**Source data:**
::::::::::

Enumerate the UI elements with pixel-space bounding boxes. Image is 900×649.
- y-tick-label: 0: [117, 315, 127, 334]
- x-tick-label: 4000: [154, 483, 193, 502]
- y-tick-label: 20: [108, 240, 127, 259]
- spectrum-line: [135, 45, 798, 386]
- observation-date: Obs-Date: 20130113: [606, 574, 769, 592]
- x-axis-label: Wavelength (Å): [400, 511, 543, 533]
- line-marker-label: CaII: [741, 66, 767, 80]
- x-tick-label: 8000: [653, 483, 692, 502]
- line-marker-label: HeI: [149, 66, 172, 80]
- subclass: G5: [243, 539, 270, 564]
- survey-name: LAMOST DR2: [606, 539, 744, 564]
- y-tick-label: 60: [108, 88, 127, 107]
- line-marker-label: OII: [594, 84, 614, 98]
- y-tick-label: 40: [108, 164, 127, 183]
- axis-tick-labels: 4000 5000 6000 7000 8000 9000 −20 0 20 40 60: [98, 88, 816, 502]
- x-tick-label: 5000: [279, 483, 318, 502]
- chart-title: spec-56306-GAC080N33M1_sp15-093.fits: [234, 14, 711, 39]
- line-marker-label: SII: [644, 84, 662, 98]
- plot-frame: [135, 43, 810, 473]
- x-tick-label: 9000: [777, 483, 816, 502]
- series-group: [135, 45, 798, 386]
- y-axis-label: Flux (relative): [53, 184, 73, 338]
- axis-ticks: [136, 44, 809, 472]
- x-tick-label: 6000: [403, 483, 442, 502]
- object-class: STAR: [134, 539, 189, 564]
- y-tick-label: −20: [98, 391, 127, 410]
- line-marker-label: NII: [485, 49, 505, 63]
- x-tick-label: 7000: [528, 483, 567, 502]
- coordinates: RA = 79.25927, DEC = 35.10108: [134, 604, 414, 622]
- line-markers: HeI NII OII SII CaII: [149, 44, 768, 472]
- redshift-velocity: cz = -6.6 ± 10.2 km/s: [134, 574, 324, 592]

::::::::::

Retype every line of the data above with no changes.

Enumerate the UI elements with pixel-space bounding boxes. Image is 900×649.
- y-tick-label: 0: [117, 315, 127, 334]
- x-tick-label: 4000: [154, 483, 193, 502]
- y-tick-label: 20: [108, 240, 127, 259]
- spectrum-line: [135, 45, 798, 386]
- observation-date: Obs-Date: 20130113: [606, 574, 769, 592]
- x-axis-label: Wavelength (Å): [400, 511, 543, 533]
- line-marker-label: CaII: [741, 66, 767, 80]
- x-tick-label: 8000: [653, 483, 692, 502]
- line-marker-label: HeI: [149, 66, 172, 80]
- subclass: G5: [243, 539, 270, 564]
- survey-name: LAMOST DR2: [606, 539, 744, 564]
- y-tick-label: 60: [108, 88, 127, 107]
- line-marker-label: OII: [594, 84, 614, 98]
- y-tick-label: 40: [108, 164, 127, 183]
- axis-tick-labels: 4000 5000 6000 7000 8000 9000 −20 0 20 40 60: [98, 88, 816, 502]
- x-tick-label: 5000: [279, 483, 318, 502]
- chart-title: spec-56306-GAC080N33M1_sp15-093.fits: [234, 14, 711, 39]
- line-marker-label: SII: [644, 84, 662, 98]
- plot-frame: [135, 43, 810, 473]
- x-tick-label: 9000: [777, 483, 816, 502]
- series-group: [135, 45, 798, 386]
- y-axis-label: Flux (relative): [53, 184, 73, 338]
- axis-ticks: [136, 44, 809, 472]
- x-tick-label: 6000: [403, 483, 442, 502]
- object-class: STAR: [134, 539, 189, 564]
- y-tick-label: −20: [98, 391, 127, 410]
- line-marker-label: NII: [485, 49, 505, 63]
- x-tick-label: 7000: [528, 483, 567, 502]
- coordinates: RA = 79.25927, DEC = 35.10108: [134, 604, 414, 622]
- line-markers: HeI NII OII SII CaII: [149, 44, 768, 472]
- redshift-velocity: cz = -6.6 ± 10.2 km/s: [134, 574, 324, 592]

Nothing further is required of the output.